EXERCISE OBJECTIVE:
Transcribe every line, keeping it exact.

|---|

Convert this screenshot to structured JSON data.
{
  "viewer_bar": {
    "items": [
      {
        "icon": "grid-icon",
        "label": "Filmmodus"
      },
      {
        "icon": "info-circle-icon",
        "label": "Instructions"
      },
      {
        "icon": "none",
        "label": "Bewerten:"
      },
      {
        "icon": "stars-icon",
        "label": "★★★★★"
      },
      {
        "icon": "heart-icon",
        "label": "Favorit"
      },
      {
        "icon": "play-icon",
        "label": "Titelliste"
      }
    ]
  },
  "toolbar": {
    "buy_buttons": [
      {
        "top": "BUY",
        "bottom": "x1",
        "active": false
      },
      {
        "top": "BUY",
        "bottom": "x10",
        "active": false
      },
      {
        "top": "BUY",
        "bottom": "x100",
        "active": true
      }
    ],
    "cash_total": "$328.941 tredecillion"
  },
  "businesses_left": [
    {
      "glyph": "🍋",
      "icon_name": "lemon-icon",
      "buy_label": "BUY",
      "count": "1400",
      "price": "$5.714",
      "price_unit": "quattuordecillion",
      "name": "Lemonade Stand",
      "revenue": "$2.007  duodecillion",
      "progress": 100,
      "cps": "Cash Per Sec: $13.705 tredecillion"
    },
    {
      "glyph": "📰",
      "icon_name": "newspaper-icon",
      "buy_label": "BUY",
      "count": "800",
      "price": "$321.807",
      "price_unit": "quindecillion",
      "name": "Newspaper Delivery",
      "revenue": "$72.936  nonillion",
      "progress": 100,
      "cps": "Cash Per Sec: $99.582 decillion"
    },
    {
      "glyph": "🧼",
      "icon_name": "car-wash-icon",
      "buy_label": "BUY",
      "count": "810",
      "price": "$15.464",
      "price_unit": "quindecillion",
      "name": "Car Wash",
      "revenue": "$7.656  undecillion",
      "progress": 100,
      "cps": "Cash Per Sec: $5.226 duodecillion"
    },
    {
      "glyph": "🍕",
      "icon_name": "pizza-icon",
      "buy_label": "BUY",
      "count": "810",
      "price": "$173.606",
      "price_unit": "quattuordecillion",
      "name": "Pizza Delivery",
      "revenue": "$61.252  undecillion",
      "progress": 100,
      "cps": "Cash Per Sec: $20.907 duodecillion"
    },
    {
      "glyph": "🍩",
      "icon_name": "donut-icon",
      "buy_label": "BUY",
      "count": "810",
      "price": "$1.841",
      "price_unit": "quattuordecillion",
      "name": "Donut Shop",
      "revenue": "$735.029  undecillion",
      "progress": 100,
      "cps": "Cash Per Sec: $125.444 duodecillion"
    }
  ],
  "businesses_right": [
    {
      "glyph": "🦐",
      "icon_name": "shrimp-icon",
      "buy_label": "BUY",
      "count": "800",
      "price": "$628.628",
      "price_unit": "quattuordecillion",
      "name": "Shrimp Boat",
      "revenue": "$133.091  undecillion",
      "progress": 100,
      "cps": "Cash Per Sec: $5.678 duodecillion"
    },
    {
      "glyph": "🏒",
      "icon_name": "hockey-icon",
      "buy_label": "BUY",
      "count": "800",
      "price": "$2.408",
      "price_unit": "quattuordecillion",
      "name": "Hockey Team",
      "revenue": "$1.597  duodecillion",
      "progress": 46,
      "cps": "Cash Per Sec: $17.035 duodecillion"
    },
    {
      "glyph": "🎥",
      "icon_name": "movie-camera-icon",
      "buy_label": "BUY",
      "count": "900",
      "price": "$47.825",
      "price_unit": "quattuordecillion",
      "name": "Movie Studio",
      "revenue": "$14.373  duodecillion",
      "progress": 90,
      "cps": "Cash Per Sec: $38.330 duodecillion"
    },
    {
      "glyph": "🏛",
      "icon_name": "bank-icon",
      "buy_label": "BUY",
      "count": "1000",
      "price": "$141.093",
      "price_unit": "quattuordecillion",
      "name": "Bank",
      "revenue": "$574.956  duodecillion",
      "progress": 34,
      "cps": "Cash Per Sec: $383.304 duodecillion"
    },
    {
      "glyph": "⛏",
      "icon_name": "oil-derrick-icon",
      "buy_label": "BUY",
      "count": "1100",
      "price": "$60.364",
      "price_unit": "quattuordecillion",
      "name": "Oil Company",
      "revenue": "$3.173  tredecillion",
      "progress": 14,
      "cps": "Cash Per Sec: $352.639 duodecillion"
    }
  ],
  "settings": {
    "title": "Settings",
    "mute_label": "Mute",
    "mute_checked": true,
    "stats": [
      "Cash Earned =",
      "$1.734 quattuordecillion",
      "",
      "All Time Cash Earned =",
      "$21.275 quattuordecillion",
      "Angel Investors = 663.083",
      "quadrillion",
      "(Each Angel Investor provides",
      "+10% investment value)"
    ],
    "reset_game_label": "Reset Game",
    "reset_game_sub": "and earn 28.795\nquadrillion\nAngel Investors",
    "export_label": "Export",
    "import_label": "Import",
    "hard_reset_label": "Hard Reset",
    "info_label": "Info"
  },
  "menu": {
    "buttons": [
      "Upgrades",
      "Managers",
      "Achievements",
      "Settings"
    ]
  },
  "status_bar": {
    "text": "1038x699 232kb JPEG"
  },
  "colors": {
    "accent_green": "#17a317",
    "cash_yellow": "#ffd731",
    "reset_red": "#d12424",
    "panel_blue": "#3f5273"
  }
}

|---|

FINAL RESULT:
Convert this screenshot to structured JSON data.
{
  "viewer_bar": {
    "items": [
      {
        "icon": "grid-icon",
        "label": "Filmmodus"
      },
      {
        "icon": "info-circle-icon",
        "label": "Instructions"
      },
      {
        "icon": "none",
        "label": "Bewerten:"
      },
      {
        "icon": "stars-icon",
        "label": "★★★★★"
      },
      {
        "icon": "heart-icon",
        "label": "Favorit"
      },
      {
        "icon": "play-icon",
        "label": "Titelliste"
      }
    ]
  },
  "toolbar": {
    "buy_buttons": [
      {
        "top": "BUY",
        "bottom": "x1",
        "active": false
      },
      {
        "top": "BUY",
        "bottom": "x10",
        "active": false
      },
      {
        "top": "BUY",
        "bottom": "x100",
        "active": true
      }
    ],
    "cash_total": "$328.941 tredecillion"
  },
  "businesses_left": [
    {
      "glyph": "🍋",
      "icon_name": "lemon-icon",
      "buy_label": "BUY",
      "count": "1400",
      "price": "$5.714",
      "price_unit": "quattuordecillion",
      "name": "Lemonade Stand",
      "revenue": "$2.007  duodecillion",
      "progress": 100,
      "cps": "Cash Per Sec: $13.705 tredecillion"
    },
    {
      "glyph": "📰",
      "icon_name": "newspaper-icon",
      "buy_label": "BUY",
      "count": "800",
      "price": "$321.807",
      "price_unit": "quindecillion",
      "name": "Newspaper Delivery",
      "revenue": "$72.936  nonillion",
      "progress": 100,
      "cps": "Cash Per Sec: $99.582 decillion"
    },
    {
      "glyph": "🧼",
      "icon_name": "car-wash-icon",
      "buy_label": "BUY",
      "count": "810",
      "price": "$15.464",
      "price_unit": "quindecillion",
      "name": "Car Wash",
      "revenue": "$7.656  undecillion",
      "progress": 100,
      "cps": "Cash Per Sec: $5.226 duodecillion"
    },
    {
      "glyph": "🍕",
      "icon_name": "pizza-icon",
      "buy_label": "BUY",
      "count": "810",
      "price": "$173.606",
      "price_unit": "quattuordecillion",
      "name": "Pizza Delivery",
      "revenue": "$61.252  undecillion",
      "progress": 100,
      "cps": "Cash Per Sec: $20.907 duodecillion"
    },
    {
      "glyph": "🍩",
      "icon_name": "donut-icon",
      "buy_label": "BUY",
      "count": "810",
      "price": "$1.841",
      "price_unit": "quattuordecillion",
      "name": "Donut Shop",
      "revenue": "$735.029  undecillion",
      "progress": 100,
      "cps": "Cash Per Sec: $125.444 duodecillion"
    }
  ],
  "businesses_right": [
    {
      "glyph": "🦐",
      "icon_name": "shrimp-icon",
      "buy_label": "BUY",
      "count": "800",
      "price": "$628.628",
      "price_unit": "quattuordecillion",
      "name": "Shrimp Boat",
      "revenue": "$133.091  undecillion",
      "progress": 100,
      "cps": "Cash Per Sec: $5.678 duodecillion"
    },
    {
      "glyph": "🏒",
      "icon_name": "hockey-icon",
      "buy_label": "BUY",
      "count": "800",
      "price": "$2.408",
      "price_unit": "quattuordecillion",
      "name": "Hockey Team",
      "revenue": "$1.597  duodecillion",
      "progress": 46,
      "cps": "Cash Per Sec: $17.035 duodecillion"
    },
    {
      "glyph": "🎥",
      "icon_name": "movie-camera-icon",
      "buy_label": "BUY",
      "count": "900",
      "price": "$47.825",
      "price_unit": "quattuordecillion",
      "name": "Movie Studio",
      "revenue": "$14.373  duodecillion",
      "progress": 90,
      "cps": "Cash Per Sec: $38.330 duodecillion"
    },
    {
      "glyph": "🏛",
      "icon_name": "bank-icon",
      "buy_label": "BUY",
      "count": "1000",
      "price": "$141.093",
      "price_unit": "quattuordecillion",
      "name": "Bank",
      "revenue": "$574.956  duodecillion",
      "progress": 34,
      "cps": "Cash Per Sec: $383.304 duodecillion"
    },
    {
      "glyph": "⛏",
      "icon_name": "oil-derrick-icon",
      "buy_label": "BUY",
      "count": "1100",
      "price": "$60.364",
      "price_unit": "quattuordecillion",
      "name": "Oil Company",
      "revenue": "$3.173  tredecillion",
      "progress": 14,
      "cps": "Cash Per Sec: $352.639 duodecillion"
    }
  ],
  "settings": {
    "title": "Settings",
    "mute_label": "Mute",
    "mute_checked": true,
    "stats": [
      "Cash Earned =",
      "$1.734 quattuordecillion",
      "",
      "All Time Cash Earned =",
      "$21.275 quattuordecillion",
      "Angel Investors = 663.083",
      "quadrillion",
      "(Each Angel Investor provides",
      "+10% investment value)"
    ],
    "reset_game_label": "Reset Game",
    "reset_game_sub": "and earn 28.795\nquadrillion\nAngel Investors",
    "export_label": "Export",
    "import_label": "Import",
    "hard_reset_label": "Hard Reset",
    "info_label": "Info"
  },
  "menu": {
    "buttons": [
      "Upgrades",
      "Managers",
      "Achievements",
      "Settings"
    ]
  },
  "status_bar": {
    "text": "1038x699 232kb JPEG"
  },
  "colors": {
    "accent_green": "#17a317",
    "cash_yellow": "#ffd731",
    "reset_red": "#d12424",
    "panel_blue": "#3f5273"
  }
}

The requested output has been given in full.